### Problem statement
Reproduce the passage of the ceviche piece starting at "Juice of 2 to" and ending at "moments to cure.".

##### Selected excerpt

Note: This was originally published July 2018 in the 4th issue of Kitchen Work a print quarterly journal about what and how we eat. This piece resulted from my time as a Storyteller-In-Residence at the Cayuga Resorts, Latitude 10, which was organized by Coffee Abroad. The theme was “Food with Philosophy.” I am very grateful to all the above for this experience.
Juice of 2 to 3 limes
1 cup diced fillet of fresh fish, such as mahi mahi
1 small chile, minced
Squeeze lime juice over fish, mix in chile, and let sit for a few moments to cure.
I once met a commercial fisherman who was president of the artisanal fishing cooperative of Tarcoles. He demonstrated how he made ceviche. He chopped up a raw mahi mahi fillet, squeezed lime juice over the square chunks of fish, minced a hot pepper, and mixed it all together. “In the morning, when I leave in my panga to fish, I take only a lime and a chile,” he said. “I eat ceviche for lunch. All fishermen in Costa Rica do.” There was something so fundamental and yet elegant in his lunch; it showed such confidence in the sea. Recalling the beginnings of the cooperative, he said, “We realized the fish were getting smaller and so we started collecting our own data. We designed seasons so we didn’t fish when the fish had just hatched. At those times, we closed off estuaries to fishing. We knew that if we lost the fish, we’d lose our kids to the city or the drug trade.” Then he pointed to a shrimp trawler on the horizon, nets akimbo, scooping up everything in its path. “They’re out there, just three kilometers offshore. All day every day. There’s nothing we can do about that.” I tasted his ceviche. It was a simple balance of flavors of land, sea, and sky — tangy acid, slight heat, firm fish.

##########
##### Material provided

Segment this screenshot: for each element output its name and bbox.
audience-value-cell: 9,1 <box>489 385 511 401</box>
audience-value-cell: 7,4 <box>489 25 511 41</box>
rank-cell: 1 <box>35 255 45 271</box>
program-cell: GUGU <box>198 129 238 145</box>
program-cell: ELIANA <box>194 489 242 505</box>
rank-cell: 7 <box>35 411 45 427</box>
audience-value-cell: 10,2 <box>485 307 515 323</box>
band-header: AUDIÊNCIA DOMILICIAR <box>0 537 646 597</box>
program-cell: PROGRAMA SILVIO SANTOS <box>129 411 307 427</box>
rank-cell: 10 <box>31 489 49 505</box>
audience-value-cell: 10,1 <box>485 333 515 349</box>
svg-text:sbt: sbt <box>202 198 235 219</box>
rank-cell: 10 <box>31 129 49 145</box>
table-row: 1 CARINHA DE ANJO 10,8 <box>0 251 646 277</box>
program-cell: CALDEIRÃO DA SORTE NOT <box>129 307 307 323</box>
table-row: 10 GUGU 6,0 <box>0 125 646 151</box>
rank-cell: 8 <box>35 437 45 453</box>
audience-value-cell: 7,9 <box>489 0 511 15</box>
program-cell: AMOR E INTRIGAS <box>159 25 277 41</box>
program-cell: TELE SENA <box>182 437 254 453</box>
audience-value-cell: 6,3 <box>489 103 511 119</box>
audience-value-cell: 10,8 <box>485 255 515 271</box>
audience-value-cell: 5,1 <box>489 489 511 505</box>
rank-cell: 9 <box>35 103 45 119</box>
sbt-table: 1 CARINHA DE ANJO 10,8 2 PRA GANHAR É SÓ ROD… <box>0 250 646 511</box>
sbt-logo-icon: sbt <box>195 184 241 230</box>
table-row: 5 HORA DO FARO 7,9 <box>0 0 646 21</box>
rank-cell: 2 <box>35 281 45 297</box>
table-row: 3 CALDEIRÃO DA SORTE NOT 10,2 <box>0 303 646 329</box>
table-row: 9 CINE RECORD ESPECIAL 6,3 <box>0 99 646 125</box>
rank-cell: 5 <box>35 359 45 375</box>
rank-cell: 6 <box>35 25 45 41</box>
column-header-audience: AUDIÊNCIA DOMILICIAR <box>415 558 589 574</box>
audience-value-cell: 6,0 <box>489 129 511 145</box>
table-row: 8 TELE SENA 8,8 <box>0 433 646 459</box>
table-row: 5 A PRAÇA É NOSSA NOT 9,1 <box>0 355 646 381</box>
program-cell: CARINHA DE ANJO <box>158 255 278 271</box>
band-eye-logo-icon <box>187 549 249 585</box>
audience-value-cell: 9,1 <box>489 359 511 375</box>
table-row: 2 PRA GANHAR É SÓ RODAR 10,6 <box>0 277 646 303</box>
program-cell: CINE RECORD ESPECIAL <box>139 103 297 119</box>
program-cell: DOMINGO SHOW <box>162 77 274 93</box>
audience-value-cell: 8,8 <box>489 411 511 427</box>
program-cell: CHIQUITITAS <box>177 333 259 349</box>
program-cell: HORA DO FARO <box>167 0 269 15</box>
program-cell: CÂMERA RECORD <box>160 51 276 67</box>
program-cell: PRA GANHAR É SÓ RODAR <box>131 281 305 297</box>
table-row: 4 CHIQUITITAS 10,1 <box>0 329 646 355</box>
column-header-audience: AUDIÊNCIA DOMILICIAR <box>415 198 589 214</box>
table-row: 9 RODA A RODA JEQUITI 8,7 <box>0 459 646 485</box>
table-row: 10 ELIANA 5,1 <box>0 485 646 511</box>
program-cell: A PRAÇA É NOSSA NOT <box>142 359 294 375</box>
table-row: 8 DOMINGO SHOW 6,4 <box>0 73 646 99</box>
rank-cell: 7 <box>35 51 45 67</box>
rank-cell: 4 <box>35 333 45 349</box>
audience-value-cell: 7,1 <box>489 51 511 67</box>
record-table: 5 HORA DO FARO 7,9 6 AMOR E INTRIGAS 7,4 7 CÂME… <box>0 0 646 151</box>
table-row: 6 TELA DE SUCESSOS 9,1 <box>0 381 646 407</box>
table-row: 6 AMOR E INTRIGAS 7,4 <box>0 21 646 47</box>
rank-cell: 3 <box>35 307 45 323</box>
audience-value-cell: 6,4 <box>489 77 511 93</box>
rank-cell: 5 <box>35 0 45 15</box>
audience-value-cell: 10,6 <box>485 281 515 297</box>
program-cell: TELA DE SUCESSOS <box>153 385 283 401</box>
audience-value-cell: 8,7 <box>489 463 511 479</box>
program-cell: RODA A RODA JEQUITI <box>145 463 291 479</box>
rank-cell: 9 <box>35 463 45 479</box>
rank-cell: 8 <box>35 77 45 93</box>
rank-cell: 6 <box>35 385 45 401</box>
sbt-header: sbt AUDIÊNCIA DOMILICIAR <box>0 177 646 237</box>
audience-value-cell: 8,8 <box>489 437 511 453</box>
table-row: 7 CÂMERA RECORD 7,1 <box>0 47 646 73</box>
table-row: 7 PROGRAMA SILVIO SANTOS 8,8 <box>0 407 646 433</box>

##########

### Exercise solution
Juice of 2 to 3 limes
1 cup diced fillet of fresh fish, such as mahi mahi
1 small chile, minced
Squeeze lime juice over fish, mix in chile, and let sit for a few moments to cure.